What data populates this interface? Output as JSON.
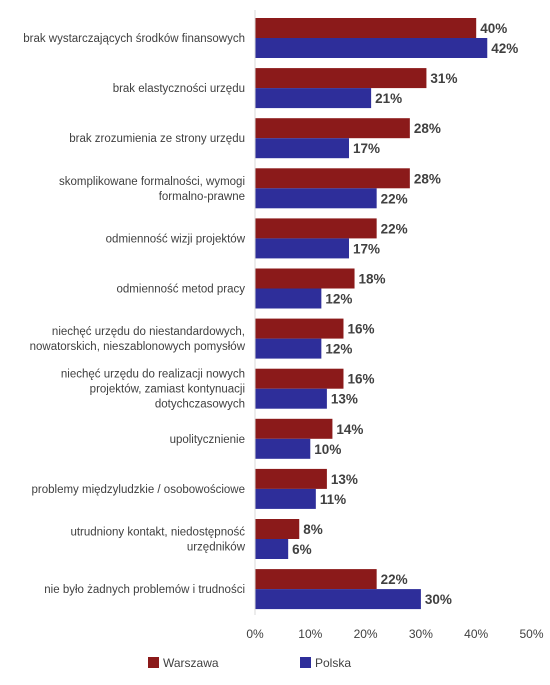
{
  "chart_data": {
    "type": "bar",
    "orientation": "horizontal",
    "categories": [
      [
        "brak wystarczających środków finansowych"
      ],
      [
        "brak elastyczności urzędu"
      ],
      [
        "brak zrozumienia ze strony urzędu"
      ],
      [
        "skomplikowane formalności, wymogi",
        "formalno-prawne"
      ],
      [
        "odmienność wizji projektów"
      ],
      [
        "odmienność metod pracy"
      ],
      [
        "niechęć urzędu do niestandardowych,",
        "nowatorskich, nieszablonowych pomysłów"
      ],
      [
        "niechęć urzędu do realizacji nowych",
        "projektów, zamiast kontynuacji",
        "dotychczasowych"
      ],
      [
        "upolitycznienie"
      ],
      [
        "problemy międzyludzkie / osobowościowe"
      ],
      [
        "utrudniony kontakt, niedostępność",
        "urzędników"
      ],
      [
        "nie było żadnych problemów i trudności"
      ]
    ],
    "series": [
      {
        "name": "Warszawa",
        "color": "#8B1A1A",
        "values": [
          40,
          31,
          28,
          28,
          22,
          18,
          16,
          16,
          14,
          13,
          8,
          22
        ]
      },
      {
        "name": "Polska",
        "color": "#2E2E9A",
        "values": [
          42,
          21,
          17,
          22,
          17,
          12,
          12,
          13,
          10,
          11,
          6,
          30
        ]
      }
    ],
    "xlim": [
      0,
      50
    ],
    "ticks": [
      "0%",
      "10%",
      "20%",
      "30%",
      "40%",
      "50%"
    ],
    "value_suffix": "%",
    "legend_position": "bottom",
    "grid": false
  }
}
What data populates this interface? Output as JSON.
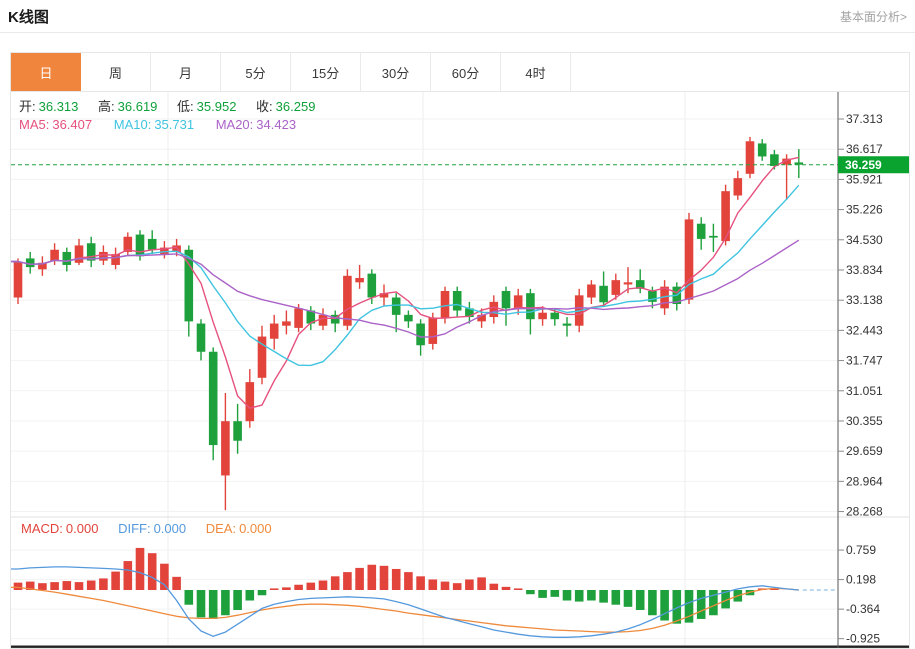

YOUR INSTRUCTIONS:
Write out the whole listing again, exactly, with no pictures.

SOLUTION TO THIS PROBLEM:
What data populates this interface? Output as JSON.
{
  "chart_data": {
    "type": "bar",
    "orientation": "horizontal",
    "categories": [
      [
        "brak wystarczających środków finansowych"
      ],
      [
        "brak elastyczności urzędu"
      ],
      [
        "brak zrozumienia ze strony urzędu"
      ],
      [
        "skomplikowane formalności, wymogi",
        "formalno-prawne"
      ],
      [
        "odmienność wizji projektów"
      ],
      [
        "odmienność metod pracy"
      ],
      [
        "niechęć urzędu do niestandardowych,",
        "nowatorskich, nieszablonowych pomysłów"
      ],
      [
        "niechęć urzędu do realizacji nowych",
        "projektów, zamiast kontynuacji",
        "dotychczasowych"
      ],
      [
        "upolitycznienie"
      ],
      [
        "problemy międzyludzkie / osobowościowe"
      ],
      [
        "utrudniony kontakt, niedostępność",
        "urzędników"
      ],
      [
        "nie było żadnych problemów i trudności"
      ]
    ],
    "series": [
      {
        "name": "Warszawa",
        "color": "#8B1A1A",
        "values": [
          40,
          31,
          28,
          28,
          22,
          18,
          16,
          16,
          14,
          13,
          8,
          22
        ]
      },
      {
        "name": "Polska",
        "color": "#2E2E9A",
        "values": [
          42,
          21,
          17,
          22,
          17,
          12,
          12,
          13,
          10,
          11,
          6,
          30
        ]
      }
    ],
    "xlim": [
      0,
      50
    ],
    "ticks": [
      "0%",
      "10%",
      "20%",
      "30%",
      "40%",
      "50%"
    ],
    "value_suffix": "%",
    "legend_position": "bottom",
    "grid": false
  }
}
What data populates this interface? Output as JSON.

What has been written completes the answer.